## TASK GOAL
State how many lines in the entries below contain "icon". Write nothing but the number.

## THE RECORDS
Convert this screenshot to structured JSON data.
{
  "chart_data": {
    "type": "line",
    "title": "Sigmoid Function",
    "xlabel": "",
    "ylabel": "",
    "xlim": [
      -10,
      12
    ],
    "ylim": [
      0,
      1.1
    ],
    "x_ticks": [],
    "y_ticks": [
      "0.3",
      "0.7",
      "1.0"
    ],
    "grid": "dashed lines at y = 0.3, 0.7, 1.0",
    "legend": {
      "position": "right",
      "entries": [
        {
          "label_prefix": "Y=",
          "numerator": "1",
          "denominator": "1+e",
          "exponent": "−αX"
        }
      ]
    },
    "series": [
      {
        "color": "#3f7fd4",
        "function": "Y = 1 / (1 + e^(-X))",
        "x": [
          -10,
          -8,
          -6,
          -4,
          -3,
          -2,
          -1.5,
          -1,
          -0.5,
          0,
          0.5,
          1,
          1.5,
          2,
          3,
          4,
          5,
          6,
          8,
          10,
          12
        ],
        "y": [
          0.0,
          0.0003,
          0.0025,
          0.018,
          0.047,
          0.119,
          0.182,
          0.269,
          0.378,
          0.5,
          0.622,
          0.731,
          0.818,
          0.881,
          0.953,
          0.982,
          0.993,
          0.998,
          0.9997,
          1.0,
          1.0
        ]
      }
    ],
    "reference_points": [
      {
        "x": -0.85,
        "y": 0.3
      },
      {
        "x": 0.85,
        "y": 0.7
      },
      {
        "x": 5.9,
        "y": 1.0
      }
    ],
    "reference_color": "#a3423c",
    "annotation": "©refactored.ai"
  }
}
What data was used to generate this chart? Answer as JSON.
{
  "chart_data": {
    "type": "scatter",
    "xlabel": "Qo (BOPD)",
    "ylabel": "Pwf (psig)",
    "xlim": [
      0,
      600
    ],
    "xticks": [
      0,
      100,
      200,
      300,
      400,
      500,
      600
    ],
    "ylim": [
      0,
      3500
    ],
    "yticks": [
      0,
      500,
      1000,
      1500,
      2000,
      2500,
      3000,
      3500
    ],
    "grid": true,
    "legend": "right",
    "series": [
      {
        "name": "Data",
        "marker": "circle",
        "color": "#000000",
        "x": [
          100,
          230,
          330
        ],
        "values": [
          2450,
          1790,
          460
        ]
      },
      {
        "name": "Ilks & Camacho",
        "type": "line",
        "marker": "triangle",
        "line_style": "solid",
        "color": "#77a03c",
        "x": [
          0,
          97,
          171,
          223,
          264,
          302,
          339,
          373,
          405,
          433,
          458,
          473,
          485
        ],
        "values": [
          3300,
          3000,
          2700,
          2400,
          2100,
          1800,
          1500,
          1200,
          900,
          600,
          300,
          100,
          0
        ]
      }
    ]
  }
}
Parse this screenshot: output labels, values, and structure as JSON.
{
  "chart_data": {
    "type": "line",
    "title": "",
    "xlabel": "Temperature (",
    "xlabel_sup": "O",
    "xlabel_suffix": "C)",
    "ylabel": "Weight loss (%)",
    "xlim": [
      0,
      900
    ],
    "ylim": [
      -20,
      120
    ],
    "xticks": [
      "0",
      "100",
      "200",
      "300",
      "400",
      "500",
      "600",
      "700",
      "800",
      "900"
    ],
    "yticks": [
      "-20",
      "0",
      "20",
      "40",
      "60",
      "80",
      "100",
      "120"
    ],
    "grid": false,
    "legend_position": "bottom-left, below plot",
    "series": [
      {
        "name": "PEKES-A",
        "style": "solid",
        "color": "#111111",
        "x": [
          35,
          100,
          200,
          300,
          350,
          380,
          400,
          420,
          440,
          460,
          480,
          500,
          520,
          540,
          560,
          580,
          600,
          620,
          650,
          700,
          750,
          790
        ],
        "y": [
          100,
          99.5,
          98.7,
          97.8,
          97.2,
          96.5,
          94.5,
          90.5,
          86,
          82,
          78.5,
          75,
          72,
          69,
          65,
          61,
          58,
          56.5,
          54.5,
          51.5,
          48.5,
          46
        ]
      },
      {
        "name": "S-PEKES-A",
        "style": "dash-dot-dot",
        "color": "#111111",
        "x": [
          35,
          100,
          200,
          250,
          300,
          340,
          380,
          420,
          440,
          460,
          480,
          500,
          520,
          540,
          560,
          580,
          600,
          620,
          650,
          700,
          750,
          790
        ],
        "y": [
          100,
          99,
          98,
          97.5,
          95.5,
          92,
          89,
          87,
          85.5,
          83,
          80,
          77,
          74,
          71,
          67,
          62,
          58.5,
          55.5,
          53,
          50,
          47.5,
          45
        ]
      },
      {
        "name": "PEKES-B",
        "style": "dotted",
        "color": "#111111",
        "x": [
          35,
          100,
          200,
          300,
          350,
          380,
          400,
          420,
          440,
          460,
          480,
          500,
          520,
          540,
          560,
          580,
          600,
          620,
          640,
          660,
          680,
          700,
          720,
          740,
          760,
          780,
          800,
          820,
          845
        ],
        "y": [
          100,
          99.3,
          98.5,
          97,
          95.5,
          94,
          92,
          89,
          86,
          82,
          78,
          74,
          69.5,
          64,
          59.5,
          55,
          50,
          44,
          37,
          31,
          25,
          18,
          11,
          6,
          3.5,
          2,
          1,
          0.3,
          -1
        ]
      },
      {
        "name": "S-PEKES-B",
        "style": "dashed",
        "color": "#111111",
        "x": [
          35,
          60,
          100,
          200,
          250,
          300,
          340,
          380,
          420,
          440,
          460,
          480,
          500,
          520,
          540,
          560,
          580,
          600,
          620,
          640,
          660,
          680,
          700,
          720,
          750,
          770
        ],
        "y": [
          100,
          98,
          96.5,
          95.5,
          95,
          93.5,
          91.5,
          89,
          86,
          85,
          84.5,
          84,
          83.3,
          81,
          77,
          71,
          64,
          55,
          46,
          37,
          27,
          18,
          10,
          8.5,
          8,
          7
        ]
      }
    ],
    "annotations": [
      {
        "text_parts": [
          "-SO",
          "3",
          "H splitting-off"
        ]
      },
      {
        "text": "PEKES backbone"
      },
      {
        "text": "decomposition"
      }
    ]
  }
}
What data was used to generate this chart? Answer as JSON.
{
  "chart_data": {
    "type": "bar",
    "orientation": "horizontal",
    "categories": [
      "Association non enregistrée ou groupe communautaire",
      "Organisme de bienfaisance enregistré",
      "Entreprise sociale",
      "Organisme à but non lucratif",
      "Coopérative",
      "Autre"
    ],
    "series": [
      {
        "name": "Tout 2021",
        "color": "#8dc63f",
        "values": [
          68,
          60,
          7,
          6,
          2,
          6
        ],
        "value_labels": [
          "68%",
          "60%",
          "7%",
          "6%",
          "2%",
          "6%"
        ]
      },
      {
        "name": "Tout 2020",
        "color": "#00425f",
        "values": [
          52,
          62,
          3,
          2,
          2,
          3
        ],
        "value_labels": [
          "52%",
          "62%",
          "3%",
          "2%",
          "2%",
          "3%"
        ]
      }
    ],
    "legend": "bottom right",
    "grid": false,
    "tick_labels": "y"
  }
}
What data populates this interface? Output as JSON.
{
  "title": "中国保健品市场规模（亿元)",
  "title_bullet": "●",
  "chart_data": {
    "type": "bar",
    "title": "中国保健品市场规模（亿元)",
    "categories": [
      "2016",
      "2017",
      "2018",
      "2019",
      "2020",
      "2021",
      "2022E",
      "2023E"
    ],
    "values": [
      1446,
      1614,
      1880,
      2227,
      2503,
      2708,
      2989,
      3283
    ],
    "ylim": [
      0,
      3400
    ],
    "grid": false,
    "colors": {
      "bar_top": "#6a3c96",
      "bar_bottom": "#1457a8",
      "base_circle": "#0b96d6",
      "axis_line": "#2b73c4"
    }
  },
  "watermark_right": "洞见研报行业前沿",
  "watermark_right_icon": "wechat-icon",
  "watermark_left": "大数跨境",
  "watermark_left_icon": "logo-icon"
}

## TASK ANSWER
2